-- Exercise prompt --
All of the records listed below should be retyped exactly.

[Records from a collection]
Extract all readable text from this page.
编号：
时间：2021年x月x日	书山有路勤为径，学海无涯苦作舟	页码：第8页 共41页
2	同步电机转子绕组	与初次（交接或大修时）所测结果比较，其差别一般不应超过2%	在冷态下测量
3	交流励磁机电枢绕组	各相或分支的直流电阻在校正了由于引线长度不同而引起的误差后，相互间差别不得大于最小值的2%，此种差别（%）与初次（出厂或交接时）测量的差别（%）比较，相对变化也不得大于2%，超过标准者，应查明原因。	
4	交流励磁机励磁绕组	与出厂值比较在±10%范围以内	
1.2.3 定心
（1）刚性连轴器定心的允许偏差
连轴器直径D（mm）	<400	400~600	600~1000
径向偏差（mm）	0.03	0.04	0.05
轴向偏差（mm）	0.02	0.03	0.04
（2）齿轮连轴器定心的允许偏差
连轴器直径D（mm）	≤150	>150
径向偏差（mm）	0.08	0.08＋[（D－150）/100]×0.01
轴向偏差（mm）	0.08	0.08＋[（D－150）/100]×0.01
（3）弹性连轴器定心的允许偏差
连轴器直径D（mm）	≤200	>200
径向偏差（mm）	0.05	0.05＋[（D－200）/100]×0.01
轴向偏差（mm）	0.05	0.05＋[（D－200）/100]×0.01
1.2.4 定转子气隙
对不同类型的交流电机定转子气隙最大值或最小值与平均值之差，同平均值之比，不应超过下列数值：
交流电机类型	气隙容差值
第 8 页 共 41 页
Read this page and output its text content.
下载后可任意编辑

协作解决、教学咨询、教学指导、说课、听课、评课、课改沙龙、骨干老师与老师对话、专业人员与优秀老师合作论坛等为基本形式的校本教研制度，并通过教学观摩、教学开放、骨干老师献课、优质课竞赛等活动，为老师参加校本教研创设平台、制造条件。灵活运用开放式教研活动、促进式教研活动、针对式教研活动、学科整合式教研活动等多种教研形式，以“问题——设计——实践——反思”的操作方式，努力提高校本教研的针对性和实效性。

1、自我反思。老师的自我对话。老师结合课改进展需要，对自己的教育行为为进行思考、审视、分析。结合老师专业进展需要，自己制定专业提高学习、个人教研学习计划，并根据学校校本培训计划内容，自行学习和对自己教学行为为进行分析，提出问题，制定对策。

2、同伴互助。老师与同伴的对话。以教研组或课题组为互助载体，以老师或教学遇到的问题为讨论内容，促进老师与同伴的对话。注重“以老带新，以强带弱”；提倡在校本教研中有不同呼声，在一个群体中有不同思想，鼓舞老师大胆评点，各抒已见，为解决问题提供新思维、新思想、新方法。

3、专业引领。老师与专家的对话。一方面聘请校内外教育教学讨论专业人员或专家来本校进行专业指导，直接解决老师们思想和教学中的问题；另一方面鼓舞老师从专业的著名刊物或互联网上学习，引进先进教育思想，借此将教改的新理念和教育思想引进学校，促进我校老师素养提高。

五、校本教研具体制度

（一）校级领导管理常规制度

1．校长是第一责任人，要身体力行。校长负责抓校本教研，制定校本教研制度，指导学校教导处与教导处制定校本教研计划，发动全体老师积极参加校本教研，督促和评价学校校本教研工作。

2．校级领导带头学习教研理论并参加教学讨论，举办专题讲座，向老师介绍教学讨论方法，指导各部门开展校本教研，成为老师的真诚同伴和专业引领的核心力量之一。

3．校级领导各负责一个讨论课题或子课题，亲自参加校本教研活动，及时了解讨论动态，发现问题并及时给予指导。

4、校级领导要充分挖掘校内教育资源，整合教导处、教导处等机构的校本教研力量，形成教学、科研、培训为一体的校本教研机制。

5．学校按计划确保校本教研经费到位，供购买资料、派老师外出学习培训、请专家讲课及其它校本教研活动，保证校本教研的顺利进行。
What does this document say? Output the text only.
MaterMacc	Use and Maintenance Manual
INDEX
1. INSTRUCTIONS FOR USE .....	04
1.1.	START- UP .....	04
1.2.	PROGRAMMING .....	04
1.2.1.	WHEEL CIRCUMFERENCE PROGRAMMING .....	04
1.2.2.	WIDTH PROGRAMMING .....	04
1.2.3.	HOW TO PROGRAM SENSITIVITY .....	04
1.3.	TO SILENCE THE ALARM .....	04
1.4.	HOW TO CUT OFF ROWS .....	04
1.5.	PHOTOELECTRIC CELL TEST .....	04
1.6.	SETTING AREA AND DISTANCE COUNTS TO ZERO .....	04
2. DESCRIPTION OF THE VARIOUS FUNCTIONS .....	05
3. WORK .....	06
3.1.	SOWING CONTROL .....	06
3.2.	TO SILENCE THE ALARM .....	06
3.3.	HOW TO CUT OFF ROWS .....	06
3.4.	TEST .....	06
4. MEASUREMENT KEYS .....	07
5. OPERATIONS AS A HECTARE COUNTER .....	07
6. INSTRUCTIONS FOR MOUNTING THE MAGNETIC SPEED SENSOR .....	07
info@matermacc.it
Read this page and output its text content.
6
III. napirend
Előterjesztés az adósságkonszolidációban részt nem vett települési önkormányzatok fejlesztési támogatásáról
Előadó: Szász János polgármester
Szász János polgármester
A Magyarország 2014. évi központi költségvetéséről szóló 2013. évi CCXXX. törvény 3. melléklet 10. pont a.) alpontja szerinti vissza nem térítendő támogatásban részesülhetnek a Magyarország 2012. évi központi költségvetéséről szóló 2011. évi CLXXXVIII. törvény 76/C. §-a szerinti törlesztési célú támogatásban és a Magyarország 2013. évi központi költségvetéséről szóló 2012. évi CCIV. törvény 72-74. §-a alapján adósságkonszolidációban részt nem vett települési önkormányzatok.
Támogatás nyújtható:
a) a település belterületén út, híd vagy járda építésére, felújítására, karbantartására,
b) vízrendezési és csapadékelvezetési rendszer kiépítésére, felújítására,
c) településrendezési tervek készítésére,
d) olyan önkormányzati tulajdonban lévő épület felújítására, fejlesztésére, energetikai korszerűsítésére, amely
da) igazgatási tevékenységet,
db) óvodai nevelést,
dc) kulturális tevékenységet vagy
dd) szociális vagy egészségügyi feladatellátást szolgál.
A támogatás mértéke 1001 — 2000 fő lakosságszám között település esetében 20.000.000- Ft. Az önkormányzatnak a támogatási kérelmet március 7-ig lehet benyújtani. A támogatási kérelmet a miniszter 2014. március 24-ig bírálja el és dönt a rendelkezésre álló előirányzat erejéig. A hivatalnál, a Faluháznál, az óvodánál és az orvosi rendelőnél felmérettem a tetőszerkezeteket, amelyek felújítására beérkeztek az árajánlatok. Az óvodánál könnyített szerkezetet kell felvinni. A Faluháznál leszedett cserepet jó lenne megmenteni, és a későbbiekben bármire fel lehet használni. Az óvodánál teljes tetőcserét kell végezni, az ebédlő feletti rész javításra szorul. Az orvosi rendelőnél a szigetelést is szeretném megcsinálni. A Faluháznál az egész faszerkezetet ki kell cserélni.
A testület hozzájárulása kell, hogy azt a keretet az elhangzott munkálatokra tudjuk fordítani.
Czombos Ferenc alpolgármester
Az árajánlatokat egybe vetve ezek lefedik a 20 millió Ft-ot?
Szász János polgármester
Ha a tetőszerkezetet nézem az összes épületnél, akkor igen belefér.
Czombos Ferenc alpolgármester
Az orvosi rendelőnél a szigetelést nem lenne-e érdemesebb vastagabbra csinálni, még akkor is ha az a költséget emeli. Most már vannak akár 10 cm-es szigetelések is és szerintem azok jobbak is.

-- In response --
Extract all readable text from this page.
编号：
时间：2021年x月x日	书山有路勤为径，学海无涯苦作舟	页码：第8页 共41页
2	同步电机转子绕组	与初次（交接或大修时）所测结果比较，其差别一般不应超过2%	在冷态下测量
3	交流励磁机电枢绕组	各相或分支的直流电阻在校正了由于引线长度不同而引起的误差后，相互间差别不得大于最小值的2%，此种差别（%）与初次（出厂或交接时）测量的差别（%）比较，相对变化也不得大于2%，超过标准者，应查明原因。	
4	交流励磁机励磁绕组	与出厂值比较在±10%范围以内	
1.2.3 定心
（1）刚性连轴器定心的允许偏差
连轴器直径D（mm）	<400	400~600	600~1000
径向偏差（mm）	0.03	0.04	0.05
轴向偏差（mm）	0.02	0.03	0.04
（2）齿轮连轴器定心的允许偏差
连轴器直径D（mm）	≤150	>150
径向偏差（mm）	0.08	0.08＋[（D－150）/100]×0.01
轴向偏差（mm）	0.08	0.08＋[（D－150）/100]×0.01
（3）弹性连轴器定心的允许偏差
连轴器直径D（mm）	≤200	>200
径向偏差（mm）	0.05	0.05＋[（D－200）/100]×0.01
轴向偏差（mm）	0.05	0.05＋[（D－200）/100]×0.01
1.2.4 定转子气隙
对不同类型的交流电机定转子气隙最大值或最小值与平均值之差，同平均值之比，不应超过下列数值：
交流电机类型	气隙容差值
第 8 页 共 41 页
Read this page and output its text content.
下载后可任意编辑

协作解决、教学咨询、教学指导、说课、听课、评课、课改沙龙、骨干老师与老师对话、专业人员与优秀老师合作论坛等为基本形式的校本教研制度，并通过教学观摩、教学开放、骨干老师献课、优质课竞赛等活动，为老师参加校本教研创设平台、制造条件。灵活运用开放式教研活动、促进式教研活动、针对式教研活动、学科整合式教研活动等多种教研形式，以“问题——设计——实践——反思”的操作方式，努力提高校本教研的针对性和实效性。

1、自我反思。老师的自我对话。老师结合课改进展需要，对自己的教育行为为进行思考、审视、分析。结合老师专业进展需要，自己制定专业提高学习、个人教研学习计划，并根据学校校本培训计划内容，自行学习和对自己教学行为为进行分析，提出问题，制定对策。

2、同伴互助。老师与同伴的对话。以教研组或课题组为互助载体，以老师或教学遇到的问题为讨论内容，促进老师与同伴的对话。注重“以老带新，以强带弱”；提倡在校本教研中有不同呼声，在一个群体中有不同思想，鼓舞老师大胆评点，各抒已见，为解决问题提供新思维、新思想、新方法。

3、专业引领。老师与专家的对话。一方面聘请校内外教育教学讨论专业人员或专家来本校进行专业指导，直接解决老师们思想和教学中的问题；另一方面鼓舞老师从专业的著名刊物或互联网上学习，引进先进教育思想，借此将教改的新理念和教育思想引进学校，促进我校老师素养提高。

五、校本教研具体制度

（一）校级领导管理常规制度

1．校长是第一责任人，要身体力行。校长负责抓校本教研，制定校本教研制度，指导学校教导处与教导处制定校本教研计划，发动全体老师积极参加校本教研，督促和评价学校校本教研工作。

2．校级领导带头学习教研理论并参加教学讨论，举办专题讲座，向老师介绍教学讨论方法，指导各部门开展校本教研，成为老师的真诚同伴和专业引领的核心力量之一。

3．校级领导各负责一个讨论课题或子课题，亲自参加校本教研活动，及时了解讨论动态，发现问题并及时给予指导。

4、校级领导要充分挖掘校内教育资源，整合教导处、教导处等机构的校本教研力量，形成教学、科研、培训为一体的校本教研机制。

5．学校按计划确保校本教研经费到位，供购买资料、派老师外出学习培训、请专家讲课及其它校本教研活动，保证校本教研的顺利进行。
What does this document say? Output the text only.
MaterMacc	Use and Maintenance Manual
INDEX
1. INSTRUCTIONS FOR USE .....	04
1.1.	START- UP .....	04
1.2.	PROGRAMMING .....	04
1.2.1.	WHEEL CIRCUMFERENCE PROGRAMMING .....	04
1.2.2.	WIDTH PROGRAMMING .....	04
1.2.3.	HOW TO PROGRAM SENSITIVITY .....	04
1.3.	TO SILENCE THE ALARM .....	04
1.4.	HOW TO CUT OFF ROWS .....	04
1.5.	PHOTOELECTRIC CELL TEST .....	04
1.6.	SETTING AREA AND DISTANCE COUNTS TO ZERO .....	04
2. DESCRIPTION OF THE VARIOUS FUNCTIONS .....	05
3. WORK .....	06
3.1.	SOWING CONTROL .....	06
3.2.	TO SILENCE THE ALARM .....	06
3.3.	HOW TO CUT OFF ROWS .....	06
3.4.	TEST .....	06
4. MEASUREMENT KEYS .....	07
5. OPERATIONS AS A HECTARE COUNTER .....	07
6. INSTRUCTIONS FOR MOUNTING THE MAGNETIC SPEED SENSOR .....	07
info@matermacc.it
Read this page and output its text content.
6
III. napirend
Előterjesztés az adósságkonszolidációban részt nem vett települési önkormányzatok fejlesztési támogatásáról
Előadó: Szász János polgármester
Szász János polgármester
A Magyarország 2014. évi központi költségvetéséről szóló 2013. évi CCXXX. törvény 3. melléklet 10. pont a.) alpontja szerinti vissza nem térítendő támogatásban részesülhetnek a Magyarország 2012. évi központi költségvetéséről szóló 2011. évi CLXXXVIII. törvény 76/C. §-a szerinti törlesztési célú támogatásban és a Magyarország 2013. évi központi költségvetéséről szóló 2012. évi CCIV. törvény 72-74. §-a alapján adósságkonszolidációban részt nem vett települési önkormányzatok.
Támogatás nyújtható:
a) a település belterületén út, híd vagy járda építésére, felújítására, karbantartására,
b) vízrendezési és csapadékelvezetési rendszer kiépítésére, felújítására,
c) településrendezési tervek készítésére,
d) olyan önkormányzati tulajdonban lévő épület felújítására, fejlesztésére, energetikai korszerűsítésére, amely
da) igazgatási tevékenységet,
db) óvodai nevelést,
dc) kulturális tevékenységet vagy
dd) szociális vagy egészségügyi feladatellátást szolgál.
A támogatás mértéke 1001 — 2000 fő lakosságszám között település esetében 20.000.000- Ft. Az önkormányzatnak a támogatási kérelmet március 7-ig lehet benyújtani. A támogatási kérelmet a miniszter 2014. március 24-ig bírálja el és dönt a rendelkezésre álló előirányzat erejéig. A hivatalnál, a Faluháznál, az óvodánál és az orvosi rendelőnél felmérettem a tetőszerkezeteket, amelyek felújítására beérkeztek az árajánlatok. Az óvodánál könnyített szerkezetet kell felvinni. A Faluháznál leszedett cserepet jó lenne megmenteni, és a későbbiekben bármire fel lehet használni. Az óvodánál teljes tetőcserét kell végezni, az ebédlő feletti rész javításra szorul. Az orvosi rendelőnél a szigetelést is szeretném megcsinálni. A Faluháznál az egész faszerkezetet ki kell cserélni.
A testület hozzájárulása kell, hogy azt a keretet az elhangzott munkálatokra tudjuk fordítani.
Czombos Ferenc alpolgármester
Az árajánlatokat egybe vetve ezek lefedik a 20 millió Ft-ot?
Szász János polgármester
Ha a tetőszerkezetet nézem az összes épületnél, akkor igen belefér.
Czombos Ferenc alpolgármester
Az orvosi rendelőnél a szigetelést nem lenne-e érdemesebb vastagabbra csinálni, még akkor is ha az a költséget emeli. Most már vannak akár 10 cm-es szigetelések is és szerintem azok jobbak is.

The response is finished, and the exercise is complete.